* [Materials provided]:
···

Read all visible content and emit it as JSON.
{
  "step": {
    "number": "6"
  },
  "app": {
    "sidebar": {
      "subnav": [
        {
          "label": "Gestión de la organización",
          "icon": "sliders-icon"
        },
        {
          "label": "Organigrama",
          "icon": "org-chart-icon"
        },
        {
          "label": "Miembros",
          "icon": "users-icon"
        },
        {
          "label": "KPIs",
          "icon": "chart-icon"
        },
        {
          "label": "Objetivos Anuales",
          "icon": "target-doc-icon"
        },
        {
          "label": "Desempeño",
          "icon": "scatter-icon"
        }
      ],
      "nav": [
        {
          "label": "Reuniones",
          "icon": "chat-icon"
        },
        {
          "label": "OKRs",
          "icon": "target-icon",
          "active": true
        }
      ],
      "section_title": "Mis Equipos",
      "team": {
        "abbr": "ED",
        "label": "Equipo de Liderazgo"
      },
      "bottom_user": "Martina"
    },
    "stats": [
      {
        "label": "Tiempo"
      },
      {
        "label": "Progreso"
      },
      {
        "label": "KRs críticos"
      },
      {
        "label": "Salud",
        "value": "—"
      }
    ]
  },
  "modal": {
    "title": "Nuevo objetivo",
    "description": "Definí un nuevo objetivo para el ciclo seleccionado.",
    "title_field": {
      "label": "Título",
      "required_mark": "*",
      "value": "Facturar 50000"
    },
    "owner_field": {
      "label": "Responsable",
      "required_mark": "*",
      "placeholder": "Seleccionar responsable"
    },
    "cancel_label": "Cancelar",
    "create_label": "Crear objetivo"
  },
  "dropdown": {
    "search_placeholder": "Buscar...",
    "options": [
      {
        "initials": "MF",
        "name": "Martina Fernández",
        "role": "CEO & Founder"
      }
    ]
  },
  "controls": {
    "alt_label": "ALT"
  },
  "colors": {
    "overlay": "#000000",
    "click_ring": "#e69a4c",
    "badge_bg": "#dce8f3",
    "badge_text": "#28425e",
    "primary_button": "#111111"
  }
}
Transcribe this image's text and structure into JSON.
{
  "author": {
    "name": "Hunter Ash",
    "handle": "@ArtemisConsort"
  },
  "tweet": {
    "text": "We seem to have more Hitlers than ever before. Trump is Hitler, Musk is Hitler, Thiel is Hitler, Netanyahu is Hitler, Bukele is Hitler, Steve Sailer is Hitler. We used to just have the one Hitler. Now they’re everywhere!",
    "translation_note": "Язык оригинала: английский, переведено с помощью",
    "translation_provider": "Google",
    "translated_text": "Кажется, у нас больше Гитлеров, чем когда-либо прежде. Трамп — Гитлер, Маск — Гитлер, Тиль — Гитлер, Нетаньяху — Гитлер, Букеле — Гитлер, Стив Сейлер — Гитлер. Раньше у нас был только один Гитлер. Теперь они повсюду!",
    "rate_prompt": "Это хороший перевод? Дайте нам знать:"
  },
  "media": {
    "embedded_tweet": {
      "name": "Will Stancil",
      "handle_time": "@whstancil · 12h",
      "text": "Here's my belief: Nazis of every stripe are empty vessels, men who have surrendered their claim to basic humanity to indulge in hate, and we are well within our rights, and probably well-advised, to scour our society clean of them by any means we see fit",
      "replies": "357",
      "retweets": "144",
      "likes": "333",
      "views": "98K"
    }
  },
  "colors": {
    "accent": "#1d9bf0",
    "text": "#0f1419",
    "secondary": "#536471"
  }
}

···

* [What is expected]: For each line in the data above that contains the string "icon", extract the line.

* [Written solution]:
          "icon": "sliders-icon"
          "icon": "org-chart-icon"
          "icon": "users-icon"
          "icon": "chart-icon"
          "icon": "target-doc-icon"
          "icon": "scatter-icon"
          "icon": "chat-icon"
          "icon": "target-icon",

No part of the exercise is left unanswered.